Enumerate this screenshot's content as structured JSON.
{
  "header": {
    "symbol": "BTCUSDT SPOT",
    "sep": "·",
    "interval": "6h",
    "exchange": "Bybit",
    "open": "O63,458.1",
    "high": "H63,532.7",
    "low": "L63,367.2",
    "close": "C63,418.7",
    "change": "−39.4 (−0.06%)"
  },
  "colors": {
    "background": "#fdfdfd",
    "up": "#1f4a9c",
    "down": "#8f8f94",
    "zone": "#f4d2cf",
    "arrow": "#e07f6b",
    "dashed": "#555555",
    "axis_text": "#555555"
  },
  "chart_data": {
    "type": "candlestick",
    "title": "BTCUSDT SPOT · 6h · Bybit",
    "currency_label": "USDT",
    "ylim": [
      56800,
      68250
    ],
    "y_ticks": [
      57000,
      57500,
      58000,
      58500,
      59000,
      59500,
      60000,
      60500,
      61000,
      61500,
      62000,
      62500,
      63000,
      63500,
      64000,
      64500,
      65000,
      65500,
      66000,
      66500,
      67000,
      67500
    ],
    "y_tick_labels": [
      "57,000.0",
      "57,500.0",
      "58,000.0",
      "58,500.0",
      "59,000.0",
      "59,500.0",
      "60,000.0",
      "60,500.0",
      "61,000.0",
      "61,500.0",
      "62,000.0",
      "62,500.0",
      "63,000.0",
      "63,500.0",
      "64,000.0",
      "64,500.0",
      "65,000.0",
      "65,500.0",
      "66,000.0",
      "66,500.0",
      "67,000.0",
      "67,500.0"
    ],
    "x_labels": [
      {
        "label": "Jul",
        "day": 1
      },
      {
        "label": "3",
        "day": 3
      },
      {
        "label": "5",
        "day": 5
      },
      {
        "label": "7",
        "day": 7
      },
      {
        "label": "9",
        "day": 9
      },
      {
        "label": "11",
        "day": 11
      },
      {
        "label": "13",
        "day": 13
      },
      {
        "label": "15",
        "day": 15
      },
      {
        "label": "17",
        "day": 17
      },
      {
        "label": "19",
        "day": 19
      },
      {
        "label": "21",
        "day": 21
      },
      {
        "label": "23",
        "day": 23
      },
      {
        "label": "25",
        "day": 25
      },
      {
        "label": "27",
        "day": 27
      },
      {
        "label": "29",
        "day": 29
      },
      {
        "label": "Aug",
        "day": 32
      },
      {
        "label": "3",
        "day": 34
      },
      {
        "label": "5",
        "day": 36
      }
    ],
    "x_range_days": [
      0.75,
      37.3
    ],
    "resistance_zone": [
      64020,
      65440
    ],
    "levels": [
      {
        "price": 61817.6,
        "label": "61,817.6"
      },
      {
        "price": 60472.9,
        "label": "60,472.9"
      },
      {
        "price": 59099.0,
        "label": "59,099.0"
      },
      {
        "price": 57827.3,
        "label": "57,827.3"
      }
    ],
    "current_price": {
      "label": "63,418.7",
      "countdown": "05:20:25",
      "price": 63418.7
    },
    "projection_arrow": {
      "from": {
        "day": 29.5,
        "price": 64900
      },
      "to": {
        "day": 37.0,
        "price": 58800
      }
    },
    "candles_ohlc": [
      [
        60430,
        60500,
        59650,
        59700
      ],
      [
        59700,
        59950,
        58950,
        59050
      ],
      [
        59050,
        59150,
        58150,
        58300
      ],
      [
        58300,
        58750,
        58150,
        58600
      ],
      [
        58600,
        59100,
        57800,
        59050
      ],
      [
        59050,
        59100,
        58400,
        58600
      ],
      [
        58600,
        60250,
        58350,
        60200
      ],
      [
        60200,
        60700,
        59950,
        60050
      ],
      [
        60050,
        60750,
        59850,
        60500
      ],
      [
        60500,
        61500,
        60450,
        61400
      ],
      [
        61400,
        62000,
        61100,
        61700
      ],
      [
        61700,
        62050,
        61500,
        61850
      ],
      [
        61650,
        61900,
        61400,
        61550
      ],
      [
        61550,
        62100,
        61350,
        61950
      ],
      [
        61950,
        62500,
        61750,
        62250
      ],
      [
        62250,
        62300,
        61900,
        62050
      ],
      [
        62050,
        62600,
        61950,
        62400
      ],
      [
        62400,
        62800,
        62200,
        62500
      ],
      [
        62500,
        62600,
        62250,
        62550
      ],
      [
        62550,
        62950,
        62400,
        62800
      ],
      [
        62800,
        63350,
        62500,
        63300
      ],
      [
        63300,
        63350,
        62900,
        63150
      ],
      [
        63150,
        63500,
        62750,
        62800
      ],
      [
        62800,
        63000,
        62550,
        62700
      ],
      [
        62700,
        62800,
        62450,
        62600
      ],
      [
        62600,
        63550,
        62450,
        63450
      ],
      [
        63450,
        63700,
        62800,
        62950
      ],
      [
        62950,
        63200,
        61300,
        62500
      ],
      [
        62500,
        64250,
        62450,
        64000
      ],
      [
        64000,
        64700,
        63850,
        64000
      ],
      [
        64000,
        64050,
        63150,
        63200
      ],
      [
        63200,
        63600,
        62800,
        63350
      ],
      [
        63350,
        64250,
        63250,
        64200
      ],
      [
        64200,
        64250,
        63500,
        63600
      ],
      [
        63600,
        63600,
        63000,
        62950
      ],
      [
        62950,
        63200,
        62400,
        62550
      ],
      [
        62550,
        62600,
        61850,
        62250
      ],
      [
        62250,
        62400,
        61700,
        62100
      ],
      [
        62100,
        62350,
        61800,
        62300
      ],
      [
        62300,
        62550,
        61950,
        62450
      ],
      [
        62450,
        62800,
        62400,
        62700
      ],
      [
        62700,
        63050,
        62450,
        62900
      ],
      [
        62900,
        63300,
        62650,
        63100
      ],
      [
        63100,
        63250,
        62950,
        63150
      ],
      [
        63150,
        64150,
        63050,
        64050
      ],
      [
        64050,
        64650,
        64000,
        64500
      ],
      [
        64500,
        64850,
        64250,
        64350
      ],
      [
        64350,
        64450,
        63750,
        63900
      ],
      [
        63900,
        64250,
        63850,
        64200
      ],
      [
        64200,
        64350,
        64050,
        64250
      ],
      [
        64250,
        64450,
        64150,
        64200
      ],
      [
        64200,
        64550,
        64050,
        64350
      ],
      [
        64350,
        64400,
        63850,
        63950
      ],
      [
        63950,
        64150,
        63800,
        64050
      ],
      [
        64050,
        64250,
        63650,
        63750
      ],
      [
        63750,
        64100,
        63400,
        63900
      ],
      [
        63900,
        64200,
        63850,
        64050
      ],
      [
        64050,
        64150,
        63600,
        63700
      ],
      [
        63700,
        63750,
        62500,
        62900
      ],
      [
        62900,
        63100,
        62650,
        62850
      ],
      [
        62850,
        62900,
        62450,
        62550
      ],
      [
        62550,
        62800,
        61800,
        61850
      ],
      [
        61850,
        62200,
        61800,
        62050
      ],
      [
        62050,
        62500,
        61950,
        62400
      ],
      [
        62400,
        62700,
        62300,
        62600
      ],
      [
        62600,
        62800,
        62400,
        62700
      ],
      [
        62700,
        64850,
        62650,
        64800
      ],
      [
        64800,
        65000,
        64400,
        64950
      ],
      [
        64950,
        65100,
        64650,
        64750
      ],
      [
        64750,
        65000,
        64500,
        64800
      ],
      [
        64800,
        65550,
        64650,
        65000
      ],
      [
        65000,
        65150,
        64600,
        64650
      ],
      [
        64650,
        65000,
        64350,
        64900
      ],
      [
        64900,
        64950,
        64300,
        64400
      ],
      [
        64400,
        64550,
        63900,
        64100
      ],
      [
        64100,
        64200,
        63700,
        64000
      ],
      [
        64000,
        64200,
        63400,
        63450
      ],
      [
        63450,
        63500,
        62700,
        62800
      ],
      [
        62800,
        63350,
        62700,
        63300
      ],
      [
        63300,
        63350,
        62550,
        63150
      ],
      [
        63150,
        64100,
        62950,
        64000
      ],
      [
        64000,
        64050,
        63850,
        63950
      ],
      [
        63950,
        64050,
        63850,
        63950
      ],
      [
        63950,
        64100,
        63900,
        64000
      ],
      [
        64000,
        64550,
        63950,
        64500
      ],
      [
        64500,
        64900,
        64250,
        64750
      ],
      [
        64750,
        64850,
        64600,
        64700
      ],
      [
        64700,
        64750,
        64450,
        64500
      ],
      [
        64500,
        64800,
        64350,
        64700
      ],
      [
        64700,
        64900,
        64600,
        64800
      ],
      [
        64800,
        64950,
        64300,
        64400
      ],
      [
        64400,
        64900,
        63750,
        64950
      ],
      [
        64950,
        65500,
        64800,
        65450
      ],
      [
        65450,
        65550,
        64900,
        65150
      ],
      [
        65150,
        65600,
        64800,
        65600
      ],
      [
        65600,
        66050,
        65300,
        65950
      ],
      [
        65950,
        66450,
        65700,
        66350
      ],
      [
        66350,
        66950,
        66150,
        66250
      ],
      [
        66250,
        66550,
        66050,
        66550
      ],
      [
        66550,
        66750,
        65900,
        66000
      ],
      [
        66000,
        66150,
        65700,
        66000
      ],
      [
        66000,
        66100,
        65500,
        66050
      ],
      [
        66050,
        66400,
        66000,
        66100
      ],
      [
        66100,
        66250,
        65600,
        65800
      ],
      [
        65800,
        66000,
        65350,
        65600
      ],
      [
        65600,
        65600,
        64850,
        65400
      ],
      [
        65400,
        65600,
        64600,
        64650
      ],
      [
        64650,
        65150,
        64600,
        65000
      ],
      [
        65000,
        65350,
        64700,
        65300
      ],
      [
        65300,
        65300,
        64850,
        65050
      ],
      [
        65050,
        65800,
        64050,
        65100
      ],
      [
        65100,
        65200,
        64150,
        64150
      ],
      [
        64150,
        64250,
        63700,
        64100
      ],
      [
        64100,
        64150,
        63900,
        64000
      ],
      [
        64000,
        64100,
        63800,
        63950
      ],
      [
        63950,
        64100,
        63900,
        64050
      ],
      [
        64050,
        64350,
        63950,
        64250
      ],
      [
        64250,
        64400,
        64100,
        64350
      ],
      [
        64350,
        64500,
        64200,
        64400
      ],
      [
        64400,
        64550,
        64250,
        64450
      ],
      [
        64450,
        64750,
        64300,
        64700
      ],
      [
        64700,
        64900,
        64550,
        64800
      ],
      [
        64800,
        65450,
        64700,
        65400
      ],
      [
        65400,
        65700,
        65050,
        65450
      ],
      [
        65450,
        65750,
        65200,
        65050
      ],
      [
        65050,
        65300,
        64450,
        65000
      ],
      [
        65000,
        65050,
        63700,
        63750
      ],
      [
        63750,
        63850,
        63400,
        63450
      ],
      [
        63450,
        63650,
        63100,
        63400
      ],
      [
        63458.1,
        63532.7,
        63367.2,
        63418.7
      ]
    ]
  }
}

STATED PROBLEM: Out of the material above, select every line that holds the string "SPOT".

ANSWER TO THE PROBLEM:
    "symbol": "BTCUSDT SPOT",
    "title": "BTCUSDT SPOT · 6h · Bybit",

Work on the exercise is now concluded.